于平 吴赟婷 杨柳贞 贺 敏 胡淳玉 刘 航 易明花

（浙江工商大学食品与生物工程学院 杭州 310035）

中性蛋白酶是一类能够在中性和弱酸或弱碱性环境中催化蛋白质水解产生游离氨基酸和多肽片段的酶的总称[1]，其作用最适pH值在6.0～7.5之间，分子质量为35 000～40 000 u，等电点为8.0～9.0[2]。中性蛋白酶是人类最早应用于工业化生产的蛋白酶制剂之一[3]，由于其作用条件温和，催化速率高[4]，在食品工业[5-7]、医药工业[8-10]、纺织业[11-13]、饲料工业[14-15]、化妆品行业[16-17]、洗涤行业[18-19]和废弃物处理[20]中得到广泛应用。

综合近十年国内外对中性蛋白酶的研究报道，可以看出我国对中性蛋白酶的研究仍处于初级水平，目前所研究的中性蛋白酶大多由陆生微生物发酵生产，对其研究仍主要集中在高产菌株的选育和发酵条件的优化上[21-22]，如孙春华等[23]研究经紫外诱变和培养条件优化，使米曲霉产中性蛋白酶的活力比优化前提高了1.29倍。马宏颖等[24]以枯草芽孢杆菌N19为出发菌株，利用物理和化学复合诱变的方法，使中性蛋白酶的酶活力提高了1.72倍。国外对中性蛋白酶的研究主要集中在分离纯化和性质方面[25-26]，如Ruf等[27]研究了抑制剂对细菌胞外蛋白酶的影响，Hamin等[28]研究了嗜热菌产生的中性蛋白酶的特异性和生化特性等。

在前期研究中，课题组从土壤中筛选了一株能够产新型中性蛋白酶的蜡样芽孢杆菌，该菌株所产的中性蛋白酶具有良好的耐热性，应用前景广阔。本文主要通过Plackett-Burman试验设计和响应面分析法对所筛选的蜡样芽孢杆菌高产新型中性蛋白酶的发酵条件进行优化，旨在进一步提高该菌株产中性蛋白酶的活力，从而为其产业化生产和应用奠定良好基础。

### 任务要求
逐字输出上面这段关于中性蛋白酶发酵条件优化的文字，内容须完整无缺。 以下条目取自另一来源。

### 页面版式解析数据
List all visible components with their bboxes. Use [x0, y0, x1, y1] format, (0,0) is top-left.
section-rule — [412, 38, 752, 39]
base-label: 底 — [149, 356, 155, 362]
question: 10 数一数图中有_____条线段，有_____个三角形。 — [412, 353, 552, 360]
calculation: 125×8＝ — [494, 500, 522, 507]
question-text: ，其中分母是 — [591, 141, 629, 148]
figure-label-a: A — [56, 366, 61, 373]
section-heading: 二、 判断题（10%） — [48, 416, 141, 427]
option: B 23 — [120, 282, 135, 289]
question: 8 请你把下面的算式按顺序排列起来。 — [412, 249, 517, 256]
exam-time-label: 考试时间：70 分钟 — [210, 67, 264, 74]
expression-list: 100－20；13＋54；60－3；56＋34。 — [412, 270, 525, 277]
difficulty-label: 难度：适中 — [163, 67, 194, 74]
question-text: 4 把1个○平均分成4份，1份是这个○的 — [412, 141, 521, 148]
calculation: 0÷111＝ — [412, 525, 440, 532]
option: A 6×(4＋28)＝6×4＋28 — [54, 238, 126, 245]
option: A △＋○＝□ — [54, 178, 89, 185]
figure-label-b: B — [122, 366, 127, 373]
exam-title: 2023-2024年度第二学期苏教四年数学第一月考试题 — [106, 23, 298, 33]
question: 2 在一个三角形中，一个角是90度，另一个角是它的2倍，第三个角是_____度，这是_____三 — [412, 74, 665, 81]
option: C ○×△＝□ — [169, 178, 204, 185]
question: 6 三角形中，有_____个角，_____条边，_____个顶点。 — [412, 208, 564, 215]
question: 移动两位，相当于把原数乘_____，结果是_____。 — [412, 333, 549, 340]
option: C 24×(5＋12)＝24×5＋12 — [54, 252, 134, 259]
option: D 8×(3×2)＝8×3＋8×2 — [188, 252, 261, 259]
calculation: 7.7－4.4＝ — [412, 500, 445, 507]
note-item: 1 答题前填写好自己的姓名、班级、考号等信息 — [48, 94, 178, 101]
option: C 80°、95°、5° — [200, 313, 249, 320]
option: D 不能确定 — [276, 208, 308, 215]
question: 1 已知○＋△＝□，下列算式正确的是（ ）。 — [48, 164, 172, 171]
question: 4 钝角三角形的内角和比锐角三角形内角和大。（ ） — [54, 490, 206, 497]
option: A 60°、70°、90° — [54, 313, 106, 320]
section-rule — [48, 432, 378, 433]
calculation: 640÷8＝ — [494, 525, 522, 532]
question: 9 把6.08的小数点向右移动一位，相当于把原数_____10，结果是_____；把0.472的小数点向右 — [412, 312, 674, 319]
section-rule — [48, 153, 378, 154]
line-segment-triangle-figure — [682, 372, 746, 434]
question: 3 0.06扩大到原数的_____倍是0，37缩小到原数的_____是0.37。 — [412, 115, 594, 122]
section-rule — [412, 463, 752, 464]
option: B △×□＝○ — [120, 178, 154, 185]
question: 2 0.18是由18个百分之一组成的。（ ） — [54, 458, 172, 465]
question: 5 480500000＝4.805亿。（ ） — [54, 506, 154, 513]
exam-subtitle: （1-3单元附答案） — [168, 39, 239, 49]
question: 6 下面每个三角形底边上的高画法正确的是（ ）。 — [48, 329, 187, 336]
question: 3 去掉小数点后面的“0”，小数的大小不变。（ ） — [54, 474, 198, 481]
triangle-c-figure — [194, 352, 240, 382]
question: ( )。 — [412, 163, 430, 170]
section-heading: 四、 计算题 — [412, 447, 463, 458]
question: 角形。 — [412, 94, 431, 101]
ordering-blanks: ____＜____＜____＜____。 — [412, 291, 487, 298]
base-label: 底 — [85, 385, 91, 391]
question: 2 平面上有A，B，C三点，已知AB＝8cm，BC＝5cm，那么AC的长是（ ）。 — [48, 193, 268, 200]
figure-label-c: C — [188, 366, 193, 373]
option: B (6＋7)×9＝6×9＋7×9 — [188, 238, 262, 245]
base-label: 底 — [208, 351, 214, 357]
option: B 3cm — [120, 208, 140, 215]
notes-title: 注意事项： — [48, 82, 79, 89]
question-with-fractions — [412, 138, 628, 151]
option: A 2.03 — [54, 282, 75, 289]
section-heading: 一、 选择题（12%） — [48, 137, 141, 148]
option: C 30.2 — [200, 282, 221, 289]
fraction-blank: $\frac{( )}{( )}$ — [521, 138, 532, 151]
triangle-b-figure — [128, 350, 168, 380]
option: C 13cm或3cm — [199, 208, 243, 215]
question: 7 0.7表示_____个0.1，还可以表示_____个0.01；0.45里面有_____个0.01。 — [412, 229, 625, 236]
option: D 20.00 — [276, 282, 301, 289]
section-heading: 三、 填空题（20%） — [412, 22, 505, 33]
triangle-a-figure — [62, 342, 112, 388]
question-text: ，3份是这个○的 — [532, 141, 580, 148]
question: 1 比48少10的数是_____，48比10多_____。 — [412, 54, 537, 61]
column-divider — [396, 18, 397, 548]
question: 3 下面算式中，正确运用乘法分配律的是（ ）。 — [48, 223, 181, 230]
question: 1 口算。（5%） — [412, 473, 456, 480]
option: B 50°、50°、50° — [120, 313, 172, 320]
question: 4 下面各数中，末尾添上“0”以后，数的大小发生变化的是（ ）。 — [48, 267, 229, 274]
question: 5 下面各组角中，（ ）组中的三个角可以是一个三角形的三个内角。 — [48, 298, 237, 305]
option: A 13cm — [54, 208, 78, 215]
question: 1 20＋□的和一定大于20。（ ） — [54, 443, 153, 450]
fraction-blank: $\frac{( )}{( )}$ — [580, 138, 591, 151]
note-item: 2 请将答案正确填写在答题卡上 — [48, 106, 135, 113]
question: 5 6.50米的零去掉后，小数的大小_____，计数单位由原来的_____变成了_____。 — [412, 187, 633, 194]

### 参考答案
于平 吴赟婷 杨柳贞 贺 敏 胡淳玉 刘 航 易明花

（浙江工商大学食品与生物工程学院 杭州 310035）

中性蛋白酶是一类能够在中性和弱酸或弱碱性环境中催化蛋白质水解产生游离氨基酸和多肽片段的酶的总称[1]，其作用最适pH值在6.0～7.5之间，分子质量为35 000～40 000 u，等电点为8.0～9.0[2]。中性蛋白酶是人类最早应用于工业化生产的蛋白酶制剂之一[3]，由于其作用条件温和，催化速率高[4]，在食品工业[5-7]、医药工业[8-10]、纺织业[11-13]、饲料工业[14-15]、化妆品行业[16-17]、洗涤行业[18-19]和废弃物处理[20]中得到广泛应用。

综合近十年国内外对中性蛋白酶的研究报道，可以看出我国对中性蛋白酶的研究仍处于初级水平，目前所研究的中性蛋白酶大多由陆生微生物发酵生产，对其研究仍主要集中在高产菌株的选育和发酵条件的优化上[21-22]，如孙春华等[23]研究经紫外诱变和培养条件优化，使米曲霉产中性蛋白酶的活力比优化前提高了1.29倍。马宏颖等[24]以枯草芽孢杆菌N19为出发菌株，利用物理和化学复合诱变的方法，使中性蛋白酶的酶活力提高了1.72倍。国外对中性蛋白酶的研究主要集中在分离纯化和性质方面[25-26]，如Ruf等[27]研究了抑制剂对细菌胞外蛋白酶的影响，Hamin等[28]研究了嗜热菌产生的中性蛋白酶的特异性和生化特性等。

在前期研究中，课题组从土壤中筛选了一株能够产新型中性蛋白酶的蜡样芽孢杆菌，该菌株所产的中性蛋白酶具有良好的耐热性，应用前景广阔。本文主要通过Plackett-Burman试验设计和响应面分析法对所筛选的蜡样芽孢杆菌高产新型中性蛋白酶的发酵条件进行优化，旨在进一步提高该菌株产中性蛋白酶的活力，从而为其产业化生产和应用奠定良好基础。